Requirements: Can you print every record below exactly as written?
---------- Provided data
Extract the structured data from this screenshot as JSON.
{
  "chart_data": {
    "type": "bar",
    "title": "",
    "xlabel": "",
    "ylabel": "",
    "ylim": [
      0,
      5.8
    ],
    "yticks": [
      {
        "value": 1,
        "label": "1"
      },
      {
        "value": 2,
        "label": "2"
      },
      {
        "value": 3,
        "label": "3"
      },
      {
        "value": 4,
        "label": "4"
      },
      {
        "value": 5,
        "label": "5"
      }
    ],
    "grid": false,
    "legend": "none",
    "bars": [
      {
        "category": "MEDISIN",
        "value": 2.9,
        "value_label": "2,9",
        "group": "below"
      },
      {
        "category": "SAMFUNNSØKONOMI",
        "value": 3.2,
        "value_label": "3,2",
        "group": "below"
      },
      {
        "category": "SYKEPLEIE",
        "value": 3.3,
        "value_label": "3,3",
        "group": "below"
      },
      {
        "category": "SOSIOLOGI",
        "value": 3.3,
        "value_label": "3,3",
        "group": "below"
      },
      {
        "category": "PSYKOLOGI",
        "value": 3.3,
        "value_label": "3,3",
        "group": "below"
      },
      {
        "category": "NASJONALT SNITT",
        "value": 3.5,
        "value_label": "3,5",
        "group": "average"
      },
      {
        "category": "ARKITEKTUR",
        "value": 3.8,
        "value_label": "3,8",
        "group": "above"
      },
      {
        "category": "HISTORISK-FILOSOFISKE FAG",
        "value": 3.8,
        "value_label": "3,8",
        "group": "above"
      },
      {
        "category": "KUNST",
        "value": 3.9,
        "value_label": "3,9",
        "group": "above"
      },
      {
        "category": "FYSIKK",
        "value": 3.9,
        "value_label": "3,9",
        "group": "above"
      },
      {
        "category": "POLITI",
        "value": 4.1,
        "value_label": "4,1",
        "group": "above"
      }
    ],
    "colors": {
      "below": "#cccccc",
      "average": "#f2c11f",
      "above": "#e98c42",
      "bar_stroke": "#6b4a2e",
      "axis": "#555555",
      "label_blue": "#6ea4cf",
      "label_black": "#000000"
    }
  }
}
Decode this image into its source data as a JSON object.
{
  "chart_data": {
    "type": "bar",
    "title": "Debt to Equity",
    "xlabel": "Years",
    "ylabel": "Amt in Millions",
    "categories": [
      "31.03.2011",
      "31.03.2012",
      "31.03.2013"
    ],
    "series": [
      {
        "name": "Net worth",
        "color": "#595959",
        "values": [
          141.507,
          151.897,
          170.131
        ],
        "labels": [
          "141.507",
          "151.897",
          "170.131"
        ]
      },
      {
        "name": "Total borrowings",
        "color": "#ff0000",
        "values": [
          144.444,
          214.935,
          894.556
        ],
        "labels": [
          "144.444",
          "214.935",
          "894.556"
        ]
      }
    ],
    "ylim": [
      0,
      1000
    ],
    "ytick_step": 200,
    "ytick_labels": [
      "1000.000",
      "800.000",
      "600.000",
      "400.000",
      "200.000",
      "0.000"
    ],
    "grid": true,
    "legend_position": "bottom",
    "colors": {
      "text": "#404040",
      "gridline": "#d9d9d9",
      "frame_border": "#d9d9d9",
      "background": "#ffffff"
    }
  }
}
--------------------
Written response:
Extract the structured data from this screenshot as JSON.
{
  "chart_data": {
    "type": "bar",
    "title": "",
    "xlabel": "",
    "ylabel": "",
    "ylim": [
      0,
      5.8
    ],
    "yticks": [
      {
        "value": 1,
        "label": "1"
      },
      {
        "value": 2,
        "label": "2"
      },
      {
        "value": 3,
        "label": "3"
      },
      {
        "value": 4,
        "label": "4"
      },
      {
        "value": 5,
        "label": "5"
      }
    ],
    "grid": false,
    "legend": "none",
    "bars": [
      {
        "category": "MEDISIN",
        "value": 2.9,
        "value_label": "2,9",
        "group": "below"
      },
      {
        "category": "SAMFUNNSØKONOMI",
        "value": 3.2,
        "value_label": "3,2",
        "group": "below"
      },
      {
        "category": "SYKEPLEIE",
        "value": 3.3,
        "value_label": "3,3",
        "group": "below"
      },
      {
        "category": "SOSIOLOGI",
        "value": 3.3,
        "value_label": "3,3",
        "group": "below"
      },
      {
        "category": "PSYKOLOGI",
        "value": 3.3,
        "value_label": "3,3",
        "group": "below"
      },
      {
        "category": "NASJONALT SNITT",
        "value": 3.5,
        "value_label": "3,5",
        "group": "average"
      },
      {
        "category": "ARKITEKTUR",
        "value": 3.8,
        "value_label": "3,8",
        "group": "above"
      },
      {
        "category": "HISTORISK-FILOSOFISKE FAG",
        "value": 3.8,
        "value_label": "3,8",
        "group": "above"
      },
      {
        "category": "KUNST",
        "value": 3.9,
        "value_label": "3,9",
        "group": "above"
      },
      {
        "category": "FYSIKK",
        "value": 3.9,
        "value_label": "3,9",
        "group": "above"
      },
      {
        "category": "POLITI",
        "value": 4.1,
        "value_label": "4,1",
        "group": "above"
      }
    ],
    "colors": {
      "below": "#cccccc",
      "average": "#f2c11f",
      "above": "#e98c42",
      "bar_stroke": "#6b4a2e",
      "axis": "#555555",
      "label_blue": "#6ea4cf",
      "label_black": "#000000"
    }
  }
}
Decode this image into its source data as a JSON object.
{
  "chart_data": {
    "type": "bar",
    "title": "Debt to Equity",
    "xlabel": "Years",
    "ylabel": "Amt in Millions",
    "categories": [
      "31.03.2011",
      "31.03.2012",
      "31.03.2013"
    ],
    "series": [
      {
        "name": "Net worth",
        "color": "#595959",
        "values": [
          141.507,
          151.897,
          170.131
        ],
        "labels": [
          "141.507",
          "151.897",
          "170.131"
        ]
      },
      {
        "name": "Total borrowings",
        "color": "#ff0000",
        "values": [
          144.444,
          214.935,
          894.556
        ],
        "labels": [
          "144.444",
          "214.935",
          "894.556"
        ]
      }
    ],
    "ylim": [
      0,
      1000
    ],
    "ytick_step": 200,
    "ytick_labels": [
      "1000.000",
      "800.000",
      "600.000",
      "400.000",
      "200.000",
      "0.000"
    ],
    "grid": true,
    "legend_position": "bottom",
    "colors": {
      "text": "#404040",
      "gridline": "#d9d9d9",
      "frame_border": "#d9d9d9",
      "background": "#ffffff"
    }
  }
}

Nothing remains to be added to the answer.